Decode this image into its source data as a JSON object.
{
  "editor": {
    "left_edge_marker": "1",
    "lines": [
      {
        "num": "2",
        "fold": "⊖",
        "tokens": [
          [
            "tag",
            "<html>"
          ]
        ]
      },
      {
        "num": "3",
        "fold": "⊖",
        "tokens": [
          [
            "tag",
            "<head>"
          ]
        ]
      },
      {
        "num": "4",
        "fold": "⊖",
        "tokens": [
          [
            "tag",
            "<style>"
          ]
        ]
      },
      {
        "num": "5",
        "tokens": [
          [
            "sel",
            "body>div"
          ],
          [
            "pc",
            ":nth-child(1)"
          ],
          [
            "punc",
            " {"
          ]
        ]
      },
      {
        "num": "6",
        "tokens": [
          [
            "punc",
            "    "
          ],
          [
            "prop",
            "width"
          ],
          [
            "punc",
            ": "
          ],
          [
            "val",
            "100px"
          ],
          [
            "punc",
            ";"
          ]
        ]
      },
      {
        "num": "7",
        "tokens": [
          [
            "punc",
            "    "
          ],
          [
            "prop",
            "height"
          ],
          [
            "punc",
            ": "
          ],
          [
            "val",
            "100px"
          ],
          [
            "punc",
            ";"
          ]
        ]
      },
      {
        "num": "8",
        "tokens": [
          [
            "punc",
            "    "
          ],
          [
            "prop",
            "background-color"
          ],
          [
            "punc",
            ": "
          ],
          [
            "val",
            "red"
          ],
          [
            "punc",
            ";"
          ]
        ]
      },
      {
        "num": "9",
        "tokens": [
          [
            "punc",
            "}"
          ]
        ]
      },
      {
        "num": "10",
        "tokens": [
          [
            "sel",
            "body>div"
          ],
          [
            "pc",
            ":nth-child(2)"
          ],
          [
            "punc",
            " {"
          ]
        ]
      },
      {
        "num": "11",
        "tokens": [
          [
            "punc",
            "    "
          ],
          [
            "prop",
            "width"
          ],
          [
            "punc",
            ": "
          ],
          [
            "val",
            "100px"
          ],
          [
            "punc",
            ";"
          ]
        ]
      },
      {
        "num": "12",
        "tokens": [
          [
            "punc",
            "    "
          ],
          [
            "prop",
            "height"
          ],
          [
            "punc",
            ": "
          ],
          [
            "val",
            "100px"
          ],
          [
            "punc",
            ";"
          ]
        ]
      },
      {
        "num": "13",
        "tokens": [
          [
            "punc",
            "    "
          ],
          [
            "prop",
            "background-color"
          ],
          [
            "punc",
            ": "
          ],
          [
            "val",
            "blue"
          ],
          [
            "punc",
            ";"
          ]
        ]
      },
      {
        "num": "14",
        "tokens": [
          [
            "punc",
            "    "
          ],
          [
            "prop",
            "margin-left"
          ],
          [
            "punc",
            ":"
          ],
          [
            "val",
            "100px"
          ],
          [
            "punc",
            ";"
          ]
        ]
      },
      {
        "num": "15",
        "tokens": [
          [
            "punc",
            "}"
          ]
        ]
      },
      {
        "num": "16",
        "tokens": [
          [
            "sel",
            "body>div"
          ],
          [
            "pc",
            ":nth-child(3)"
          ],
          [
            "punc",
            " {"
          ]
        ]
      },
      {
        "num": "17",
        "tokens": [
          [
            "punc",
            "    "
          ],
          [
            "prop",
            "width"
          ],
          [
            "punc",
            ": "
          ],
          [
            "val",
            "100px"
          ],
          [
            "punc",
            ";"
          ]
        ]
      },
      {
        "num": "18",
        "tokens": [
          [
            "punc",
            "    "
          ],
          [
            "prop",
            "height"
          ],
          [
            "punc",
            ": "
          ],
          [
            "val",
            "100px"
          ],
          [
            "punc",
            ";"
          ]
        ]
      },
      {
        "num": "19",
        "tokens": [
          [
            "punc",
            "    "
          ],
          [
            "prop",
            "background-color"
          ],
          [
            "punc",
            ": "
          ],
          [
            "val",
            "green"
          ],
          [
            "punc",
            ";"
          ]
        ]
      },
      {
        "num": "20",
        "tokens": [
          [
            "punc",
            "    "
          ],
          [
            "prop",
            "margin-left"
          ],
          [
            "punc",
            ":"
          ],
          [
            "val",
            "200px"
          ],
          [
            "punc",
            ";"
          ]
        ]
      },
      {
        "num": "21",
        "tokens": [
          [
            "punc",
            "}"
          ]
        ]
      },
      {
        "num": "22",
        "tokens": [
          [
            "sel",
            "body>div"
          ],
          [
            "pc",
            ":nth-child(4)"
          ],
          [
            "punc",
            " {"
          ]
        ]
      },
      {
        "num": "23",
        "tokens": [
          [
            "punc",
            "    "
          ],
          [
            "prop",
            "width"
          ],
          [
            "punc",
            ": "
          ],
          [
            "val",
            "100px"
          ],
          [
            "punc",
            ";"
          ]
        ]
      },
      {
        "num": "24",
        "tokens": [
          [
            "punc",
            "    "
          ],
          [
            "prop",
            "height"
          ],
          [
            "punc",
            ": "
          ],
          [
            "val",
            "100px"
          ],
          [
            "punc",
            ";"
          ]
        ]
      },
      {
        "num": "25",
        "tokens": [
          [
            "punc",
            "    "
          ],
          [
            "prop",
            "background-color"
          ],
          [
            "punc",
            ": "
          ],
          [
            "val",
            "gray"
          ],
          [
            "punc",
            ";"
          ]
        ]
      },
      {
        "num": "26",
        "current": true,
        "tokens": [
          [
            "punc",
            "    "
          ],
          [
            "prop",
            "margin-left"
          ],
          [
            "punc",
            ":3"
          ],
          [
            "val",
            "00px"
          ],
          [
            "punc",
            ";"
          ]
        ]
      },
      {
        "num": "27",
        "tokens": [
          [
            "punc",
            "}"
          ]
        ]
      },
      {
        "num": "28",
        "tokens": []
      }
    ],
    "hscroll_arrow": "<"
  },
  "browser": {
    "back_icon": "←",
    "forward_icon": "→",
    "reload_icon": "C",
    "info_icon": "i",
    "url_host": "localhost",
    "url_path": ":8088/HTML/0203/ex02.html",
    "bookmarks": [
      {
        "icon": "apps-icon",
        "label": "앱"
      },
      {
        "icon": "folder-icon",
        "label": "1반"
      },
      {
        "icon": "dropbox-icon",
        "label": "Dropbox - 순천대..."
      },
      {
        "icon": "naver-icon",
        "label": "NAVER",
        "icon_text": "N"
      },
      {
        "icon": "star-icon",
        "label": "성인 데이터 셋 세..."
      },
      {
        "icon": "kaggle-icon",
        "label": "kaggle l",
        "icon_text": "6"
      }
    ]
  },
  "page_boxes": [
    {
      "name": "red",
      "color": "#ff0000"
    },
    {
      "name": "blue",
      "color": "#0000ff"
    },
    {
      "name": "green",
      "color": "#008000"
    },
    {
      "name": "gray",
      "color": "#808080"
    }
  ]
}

*****

→ PROBLEM REQUIREMENTS
Which lines above hold the word "name"? Copy each of them.

→ CORRECT RESULT
      "name": "red",
      "name": "blue",
      "name": "green",
      "name": "gray",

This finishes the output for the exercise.